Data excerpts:
## start
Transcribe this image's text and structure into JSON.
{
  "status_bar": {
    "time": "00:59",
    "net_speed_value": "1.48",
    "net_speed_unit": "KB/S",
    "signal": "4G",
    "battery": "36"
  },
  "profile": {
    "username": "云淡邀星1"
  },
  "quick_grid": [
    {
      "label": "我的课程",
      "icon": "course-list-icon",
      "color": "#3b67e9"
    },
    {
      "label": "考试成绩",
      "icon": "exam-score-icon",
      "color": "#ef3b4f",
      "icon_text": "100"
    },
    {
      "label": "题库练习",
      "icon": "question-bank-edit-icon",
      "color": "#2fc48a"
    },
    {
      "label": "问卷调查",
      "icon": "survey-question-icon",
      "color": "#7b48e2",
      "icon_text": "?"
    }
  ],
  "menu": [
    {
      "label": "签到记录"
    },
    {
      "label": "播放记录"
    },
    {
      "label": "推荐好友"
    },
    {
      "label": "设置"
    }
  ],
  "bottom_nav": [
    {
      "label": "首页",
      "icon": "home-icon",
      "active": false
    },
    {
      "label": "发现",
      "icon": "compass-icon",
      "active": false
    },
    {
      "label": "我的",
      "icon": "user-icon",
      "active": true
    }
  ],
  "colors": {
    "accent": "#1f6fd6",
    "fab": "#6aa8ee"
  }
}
## end
→ The task
All of the data needs to be printed once more, exactly.

→ Exercise answer
Transcribe this image's text and structure into JSON.
{
  "status_bar": {
    "time": "00:59",
    "net_speed_value": "1.48",
    "net_speed_unit": "KB/S",
    "signal": "4G",
    "battery": "36"
  },
  "profile": {
    "username": "云淡邀星1"
  },
  "quick_grid": [
    {
      "label": "我的课程",
      "icon": "course-list-icon",
      "color": "#3b67e9"
    },
    {
      "label": "考试成绩",
      "icon": "exam-score-icon",
      "color": "#ef3b4f",
      "icon_text": "100"
    },
    {
      "label": "题库练习",
      "icon": "question-bank-edit-icon",
      "color": "#2fc48a"
    },
    {
      "label": "问卷调查",
      "icon": "survey-question-icon",
      "color": "#7b48e2",
      "icon_text": "?"
    }
  ],
  "menu": [
    {
      "label": "签到记录"
    },
    {
      "label": "播放记录"
    },
    {
      "label": "推荐好友"
    },
    {
      "label": "设置"
    }
  ],
  "bottom_nav": [
    {
      "label": "首页",
      "icon": "home-icon",
      "active": false
    },
    {
      "label": "发现",
      "icon": "compass-icon",
      "active": false
    },
    {
      "label": "我的",
      "icon": "user-icon",
      "active": true
    }
  ],
  "colors": {
    "accent": "#1f6fd6",
    "fab": "#6aa8ee"
  }
}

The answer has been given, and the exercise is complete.